* TASK STATEMENT *
Leave out the pictures and reproduce all of the data exactly.

* RECORDS TO PROCESS *
——

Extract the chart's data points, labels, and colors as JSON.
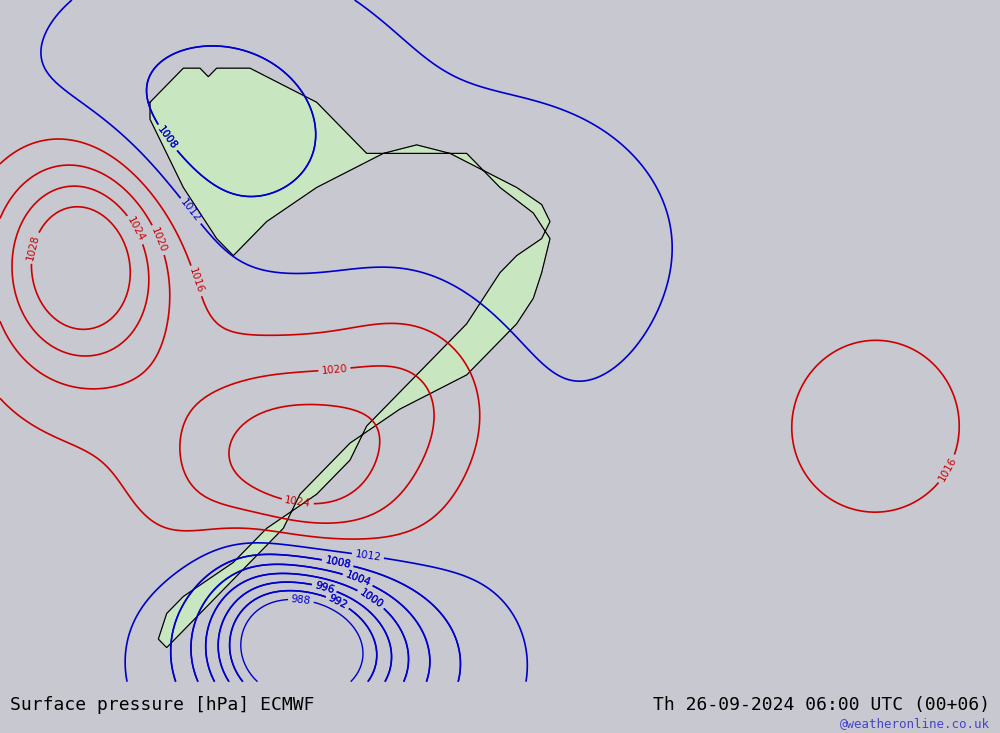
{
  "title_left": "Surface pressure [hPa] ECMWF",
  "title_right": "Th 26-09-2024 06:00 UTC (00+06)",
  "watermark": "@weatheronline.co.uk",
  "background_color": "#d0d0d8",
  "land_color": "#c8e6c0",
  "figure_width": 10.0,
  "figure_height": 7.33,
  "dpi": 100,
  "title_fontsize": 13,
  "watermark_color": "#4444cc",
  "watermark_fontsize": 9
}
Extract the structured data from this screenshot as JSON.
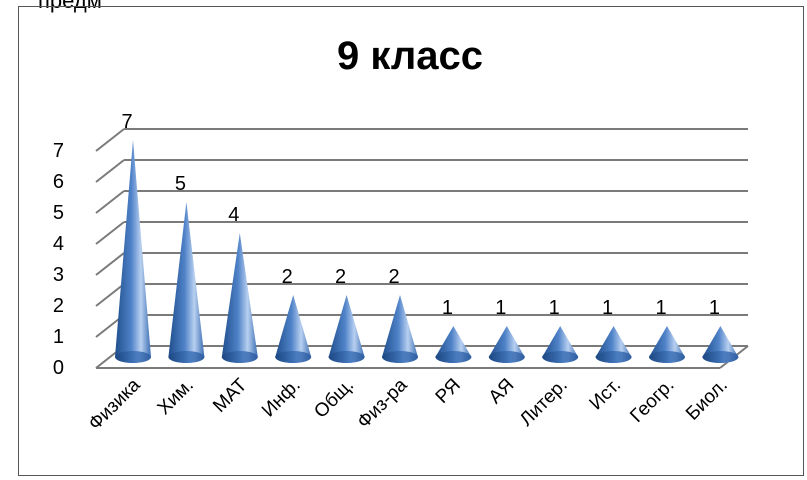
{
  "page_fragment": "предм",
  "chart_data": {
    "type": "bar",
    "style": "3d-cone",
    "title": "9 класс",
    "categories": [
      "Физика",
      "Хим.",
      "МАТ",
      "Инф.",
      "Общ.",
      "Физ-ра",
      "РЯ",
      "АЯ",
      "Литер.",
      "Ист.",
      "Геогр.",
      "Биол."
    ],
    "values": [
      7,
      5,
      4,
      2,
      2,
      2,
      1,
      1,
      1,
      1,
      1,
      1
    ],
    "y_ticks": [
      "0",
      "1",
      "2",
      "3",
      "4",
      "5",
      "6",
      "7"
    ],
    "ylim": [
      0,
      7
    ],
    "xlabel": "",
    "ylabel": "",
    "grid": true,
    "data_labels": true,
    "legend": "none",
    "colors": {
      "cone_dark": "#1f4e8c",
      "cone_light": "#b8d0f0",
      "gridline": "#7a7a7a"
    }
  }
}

——

* EXERCISE SOLUTION *
Extract the chart's data points, labels, and colors as JSON.
{
  "title_left": "Surface pressure [hPa] ECMWF",
  "title_right": "Th 26-09-2024 06:00 UTC (00+06)",
  "watermark": "@weatheronline.co.uk",
  "background_color": "#d0d0d8",
  "land_color": "#c8e6c0",
  "figure_width": 10.0,
  "figure_height": 7.33,
  "dpi": 100,
  "title_fontsize": 13,
  "watermark_color": "#4444cc",
  "watermark_fontsize": 9
}
Extract the structured data from this screenshot as JSON.
{
  "page_fragment": "предм",
  "chart_data": {
    "type": "bar",
    "style": "3d-cone",
    "title": "9 класс",
    "categories": [
      "Физика",
      "Хим.",
      "МАТ",
      "Инф.",
      "Общ.",
      "Физ-ра",
      "РЯ",
      "АЯ",
      "Литер.",
      "Ист.",
      "Геогр.",
      "Биол."
    ],
    "values": [
      7,
      5,
      4,
      2,
      2,
      2,
      1,
      1,
      1,
      1,
      1,
      1
    ],
    "y_ticks": [
      "0",
      "1",
      "2",
      "3",
      "4",
      "5",
      "6",
      "7"
    ],
    "ylim": [
      0,
      7
    ],
    "xlabel": "",
    "ylabel": "",
    "grid": true,
    "data_labels": true,
    "legend": "none",
    "colors": {
      "cone_dark": "#1f4e8c",
      "cone_light": "#b8d0f0",
      "gridline": "#7a7a7a"
    }
  }
}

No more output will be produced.